___ Provided information ___

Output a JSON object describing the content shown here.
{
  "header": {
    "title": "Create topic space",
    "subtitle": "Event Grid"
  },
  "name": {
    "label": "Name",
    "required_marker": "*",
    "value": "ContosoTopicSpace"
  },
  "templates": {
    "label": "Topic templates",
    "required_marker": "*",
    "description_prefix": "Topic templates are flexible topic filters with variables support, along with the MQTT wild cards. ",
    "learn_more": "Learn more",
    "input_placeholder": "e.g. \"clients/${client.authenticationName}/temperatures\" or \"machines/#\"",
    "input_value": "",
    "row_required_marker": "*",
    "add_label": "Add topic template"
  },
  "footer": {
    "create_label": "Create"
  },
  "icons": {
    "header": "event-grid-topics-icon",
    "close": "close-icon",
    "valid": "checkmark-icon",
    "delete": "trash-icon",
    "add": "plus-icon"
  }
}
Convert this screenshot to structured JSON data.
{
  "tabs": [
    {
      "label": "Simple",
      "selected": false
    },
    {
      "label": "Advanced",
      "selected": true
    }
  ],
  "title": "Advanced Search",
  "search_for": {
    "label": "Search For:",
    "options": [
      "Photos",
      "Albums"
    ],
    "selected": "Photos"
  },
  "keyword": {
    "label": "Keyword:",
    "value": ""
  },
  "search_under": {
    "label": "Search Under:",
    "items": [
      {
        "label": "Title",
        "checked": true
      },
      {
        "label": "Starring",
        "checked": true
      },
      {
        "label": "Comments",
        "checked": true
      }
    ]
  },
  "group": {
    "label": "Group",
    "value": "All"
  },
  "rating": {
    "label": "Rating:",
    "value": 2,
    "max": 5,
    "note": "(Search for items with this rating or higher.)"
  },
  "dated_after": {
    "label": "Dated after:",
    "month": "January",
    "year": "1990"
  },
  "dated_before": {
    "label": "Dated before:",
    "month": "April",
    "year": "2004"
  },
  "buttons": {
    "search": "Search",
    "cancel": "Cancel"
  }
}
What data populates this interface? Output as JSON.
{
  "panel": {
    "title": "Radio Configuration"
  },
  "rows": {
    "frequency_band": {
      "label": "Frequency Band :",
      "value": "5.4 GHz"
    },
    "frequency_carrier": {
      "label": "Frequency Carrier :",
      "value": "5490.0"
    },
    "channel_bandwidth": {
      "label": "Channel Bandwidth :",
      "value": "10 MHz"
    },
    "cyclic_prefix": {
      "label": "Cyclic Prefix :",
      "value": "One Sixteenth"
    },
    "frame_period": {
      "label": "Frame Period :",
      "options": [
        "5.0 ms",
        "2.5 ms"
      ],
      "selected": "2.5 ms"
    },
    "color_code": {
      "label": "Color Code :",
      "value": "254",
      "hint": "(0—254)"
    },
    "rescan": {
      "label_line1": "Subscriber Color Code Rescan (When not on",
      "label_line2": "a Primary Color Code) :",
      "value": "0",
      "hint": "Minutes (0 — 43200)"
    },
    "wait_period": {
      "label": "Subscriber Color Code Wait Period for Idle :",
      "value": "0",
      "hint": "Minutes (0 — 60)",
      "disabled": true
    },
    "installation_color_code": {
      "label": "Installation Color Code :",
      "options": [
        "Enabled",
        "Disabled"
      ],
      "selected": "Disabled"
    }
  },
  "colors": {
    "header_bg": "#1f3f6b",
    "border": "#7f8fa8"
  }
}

___

Set exercise:
Where a line above contains the string "data", copy that line.

The answer:
Convert this screenshot to structured JSON data.
What data populates this interface? Output as JSON.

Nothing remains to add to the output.